On Wed, Aug 31, 2016 at 5:31 PM, Rex Kerr <
ich...@gmail.com> wrote:
>
> In practice I don't find this to be much of an issue, for two reasons.
> (1) I make my window wider and/or have my editor wrap lines in
> display.
What I meant is that in most cases the RHS is not aligned, so the
operator gets lost in the noise.
> (2) I know what should return a value and what should have a side-effect
> so I go looking for the operation
That doesn't help when I read other people's code, or write code that
others should read.
> That the different statements end up better-aligned with this approach
> is, I think, a significant advantage too.
I'm guessing that you're talking about similar lines lining up since
there's no extra operator on the second line as in:
blah blah
+ blah blah
That's true, but there are indentations that can still make them line up
(see my example), and of course there's alternative syntaxes (as in Lisp
sexprs).
On Wed, Aug 31, 2016 at 5:57 PM, Kevin Wright <
kev.lee...@gmail.com> wrote:
>
> In practice, that method would be a one-liner and - if only used in this one
> place - would be defined as close as possible to the use site
Not really... See how the extra syntactic baggage in your example
(function name, argument names, types) are roughly the same size as the
actual body.

———

» **What you need to do**:
**A)** Output the stretch of the email exchange about code layout from "On Wed, Aug 31, 2016 at 5:31" through "significant advantage too.", copied word for word.
**B)** Pick up the email exchange about code layout at the point where it stops and keep writing it.
The items that come next are separate material with no connection to the email exchange about code layout.

Document layout detection data

———

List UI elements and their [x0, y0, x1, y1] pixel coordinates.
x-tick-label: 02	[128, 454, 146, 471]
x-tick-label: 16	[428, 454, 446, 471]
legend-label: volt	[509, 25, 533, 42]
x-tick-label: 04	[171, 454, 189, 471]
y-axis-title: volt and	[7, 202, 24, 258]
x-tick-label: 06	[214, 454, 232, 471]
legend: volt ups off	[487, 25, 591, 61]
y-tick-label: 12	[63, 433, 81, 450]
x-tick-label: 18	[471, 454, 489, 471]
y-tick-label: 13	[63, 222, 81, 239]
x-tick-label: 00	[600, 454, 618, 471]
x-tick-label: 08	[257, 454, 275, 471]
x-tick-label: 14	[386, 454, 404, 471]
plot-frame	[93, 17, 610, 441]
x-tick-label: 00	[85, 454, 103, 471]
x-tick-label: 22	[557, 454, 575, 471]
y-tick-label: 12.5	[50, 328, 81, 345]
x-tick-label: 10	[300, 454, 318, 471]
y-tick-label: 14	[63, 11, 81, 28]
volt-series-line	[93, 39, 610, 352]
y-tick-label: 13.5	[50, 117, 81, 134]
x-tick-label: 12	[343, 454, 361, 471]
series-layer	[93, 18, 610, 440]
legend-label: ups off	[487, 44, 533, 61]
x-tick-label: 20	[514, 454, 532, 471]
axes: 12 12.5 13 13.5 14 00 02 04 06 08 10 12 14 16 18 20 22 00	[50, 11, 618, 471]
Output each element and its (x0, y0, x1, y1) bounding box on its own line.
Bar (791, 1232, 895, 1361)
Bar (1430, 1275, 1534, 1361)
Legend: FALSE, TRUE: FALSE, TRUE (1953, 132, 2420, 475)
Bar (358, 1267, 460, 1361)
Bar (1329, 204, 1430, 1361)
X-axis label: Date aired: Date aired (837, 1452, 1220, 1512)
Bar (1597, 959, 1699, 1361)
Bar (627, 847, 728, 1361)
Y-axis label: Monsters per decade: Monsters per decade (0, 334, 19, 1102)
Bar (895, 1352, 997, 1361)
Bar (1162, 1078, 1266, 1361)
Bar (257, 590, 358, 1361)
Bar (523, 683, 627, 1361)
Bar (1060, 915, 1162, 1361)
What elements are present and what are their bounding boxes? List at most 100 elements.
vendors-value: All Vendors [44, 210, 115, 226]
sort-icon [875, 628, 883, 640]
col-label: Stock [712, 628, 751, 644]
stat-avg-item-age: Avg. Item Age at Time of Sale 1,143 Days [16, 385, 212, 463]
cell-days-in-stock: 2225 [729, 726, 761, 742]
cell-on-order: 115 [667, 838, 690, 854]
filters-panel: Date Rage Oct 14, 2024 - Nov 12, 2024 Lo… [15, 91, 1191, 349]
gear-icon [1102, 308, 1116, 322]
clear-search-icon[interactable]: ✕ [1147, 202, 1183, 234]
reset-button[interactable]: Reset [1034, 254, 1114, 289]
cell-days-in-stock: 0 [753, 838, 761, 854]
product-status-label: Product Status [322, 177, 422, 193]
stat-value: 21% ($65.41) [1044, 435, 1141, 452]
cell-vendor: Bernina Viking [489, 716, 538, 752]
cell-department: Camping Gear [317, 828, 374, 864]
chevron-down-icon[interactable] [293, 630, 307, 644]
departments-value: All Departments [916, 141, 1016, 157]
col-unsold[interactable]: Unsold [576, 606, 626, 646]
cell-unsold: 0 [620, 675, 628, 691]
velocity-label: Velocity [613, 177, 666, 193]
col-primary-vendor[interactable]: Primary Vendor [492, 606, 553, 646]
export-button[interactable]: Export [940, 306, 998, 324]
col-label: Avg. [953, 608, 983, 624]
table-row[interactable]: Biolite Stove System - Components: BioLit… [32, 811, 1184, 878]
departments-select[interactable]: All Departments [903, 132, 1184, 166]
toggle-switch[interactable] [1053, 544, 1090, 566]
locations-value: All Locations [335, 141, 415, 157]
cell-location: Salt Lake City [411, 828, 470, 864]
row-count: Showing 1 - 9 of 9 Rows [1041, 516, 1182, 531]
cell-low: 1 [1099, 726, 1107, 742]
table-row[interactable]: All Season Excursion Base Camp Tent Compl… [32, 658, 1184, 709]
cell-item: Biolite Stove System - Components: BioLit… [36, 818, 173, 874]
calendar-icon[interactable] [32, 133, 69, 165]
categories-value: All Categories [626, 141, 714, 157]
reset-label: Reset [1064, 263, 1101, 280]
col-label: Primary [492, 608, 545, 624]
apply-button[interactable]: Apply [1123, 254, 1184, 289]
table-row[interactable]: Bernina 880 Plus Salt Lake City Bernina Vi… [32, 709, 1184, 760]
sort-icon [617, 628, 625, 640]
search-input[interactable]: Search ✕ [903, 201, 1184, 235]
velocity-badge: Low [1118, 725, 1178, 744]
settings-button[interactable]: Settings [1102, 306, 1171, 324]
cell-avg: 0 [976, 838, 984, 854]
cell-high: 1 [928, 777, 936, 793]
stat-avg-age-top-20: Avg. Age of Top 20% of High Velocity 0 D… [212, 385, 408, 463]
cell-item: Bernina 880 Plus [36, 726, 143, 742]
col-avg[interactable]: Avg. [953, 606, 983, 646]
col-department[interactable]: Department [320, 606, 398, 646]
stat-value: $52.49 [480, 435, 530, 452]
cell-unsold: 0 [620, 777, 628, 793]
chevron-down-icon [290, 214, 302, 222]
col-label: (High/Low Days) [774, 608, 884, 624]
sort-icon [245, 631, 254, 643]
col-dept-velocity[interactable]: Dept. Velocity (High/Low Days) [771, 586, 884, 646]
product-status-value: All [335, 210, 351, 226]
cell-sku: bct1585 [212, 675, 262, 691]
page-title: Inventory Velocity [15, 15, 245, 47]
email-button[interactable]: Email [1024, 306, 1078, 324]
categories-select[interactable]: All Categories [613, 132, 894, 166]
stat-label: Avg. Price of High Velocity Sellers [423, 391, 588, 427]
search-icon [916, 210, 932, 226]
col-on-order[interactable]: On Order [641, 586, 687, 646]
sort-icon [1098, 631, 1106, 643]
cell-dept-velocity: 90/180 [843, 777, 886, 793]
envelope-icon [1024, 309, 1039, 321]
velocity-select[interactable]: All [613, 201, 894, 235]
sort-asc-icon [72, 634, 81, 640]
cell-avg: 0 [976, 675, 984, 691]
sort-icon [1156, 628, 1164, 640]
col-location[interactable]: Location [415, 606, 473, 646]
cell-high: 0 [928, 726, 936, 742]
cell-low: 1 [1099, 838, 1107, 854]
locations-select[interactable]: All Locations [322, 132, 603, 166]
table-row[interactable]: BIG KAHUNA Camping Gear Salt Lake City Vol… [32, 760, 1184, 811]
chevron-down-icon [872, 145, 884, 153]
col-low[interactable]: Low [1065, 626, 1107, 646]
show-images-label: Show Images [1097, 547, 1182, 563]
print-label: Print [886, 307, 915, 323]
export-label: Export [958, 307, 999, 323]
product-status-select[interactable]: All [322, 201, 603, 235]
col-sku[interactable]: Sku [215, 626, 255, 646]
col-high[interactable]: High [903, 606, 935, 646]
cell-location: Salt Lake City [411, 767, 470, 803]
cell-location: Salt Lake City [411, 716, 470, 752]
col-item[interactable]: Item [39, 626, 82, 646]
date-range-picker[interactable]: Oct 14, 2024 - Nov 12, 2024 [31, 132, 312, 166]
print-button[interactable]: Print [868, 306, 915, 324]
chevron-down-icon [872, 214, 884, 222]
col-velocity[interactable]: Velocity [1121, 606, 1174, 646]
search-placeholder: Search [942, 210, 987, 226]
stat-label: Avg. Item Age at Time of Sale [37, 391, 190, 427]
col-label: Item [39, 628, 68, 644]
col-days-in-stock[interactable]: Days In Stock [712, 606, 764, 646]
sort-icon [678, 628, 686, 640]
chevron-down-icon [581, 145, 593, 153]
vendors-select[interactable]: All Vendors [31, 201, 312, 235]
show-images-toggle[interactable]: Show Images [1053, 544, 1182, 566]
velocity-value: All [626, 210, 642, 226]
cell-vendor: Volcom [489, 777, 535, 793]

———

» **Solved tasks**:
**A)**
On Wed, Aug 31, 2016 at 5:31 PM, Rex Kerr <
ich...@gmail.com> wrote:
>
> In practice I don't find this to be much of an issue, for two reasons.
> (1) I make my window wider and/or have my editor wrap lines in
> display.
What I meant is that in most cases the RHS is not aligned, so the
operator gets lost in the noise.
> (2) I know what should return a value and what should have a side-effect
> so I go looking for the operation
That doesn't help when I read other people's code, or write code that
others should read.
> That the different statements end up better-aligned with this approach
> is, I think, a significant advantage too.

**B)**
> (remember, we can nest function definitions in Scala).
(Yes; I'm new to Scala, but I'm extremely familiar with FP/PL/Lexical
Scope.)
> case Fork(left, right, _, _) =>
> def betterConvert(side: Type, prefix: Int) = convert(side) map { case (k,
> v) => (k, prefix :: v) }
> betterConvert(left, 0) ++ betterConvert(right, 1)
> case SomethingElse =>
And indeed the result is (again -- IMO) much harder to read.
(Abstraction of code that is used only twice can be a problem that leads
you down to omega and from there to the Y combinator... See my
signature.)
In any case, I'll stop replying on the list now, sorry for the noise.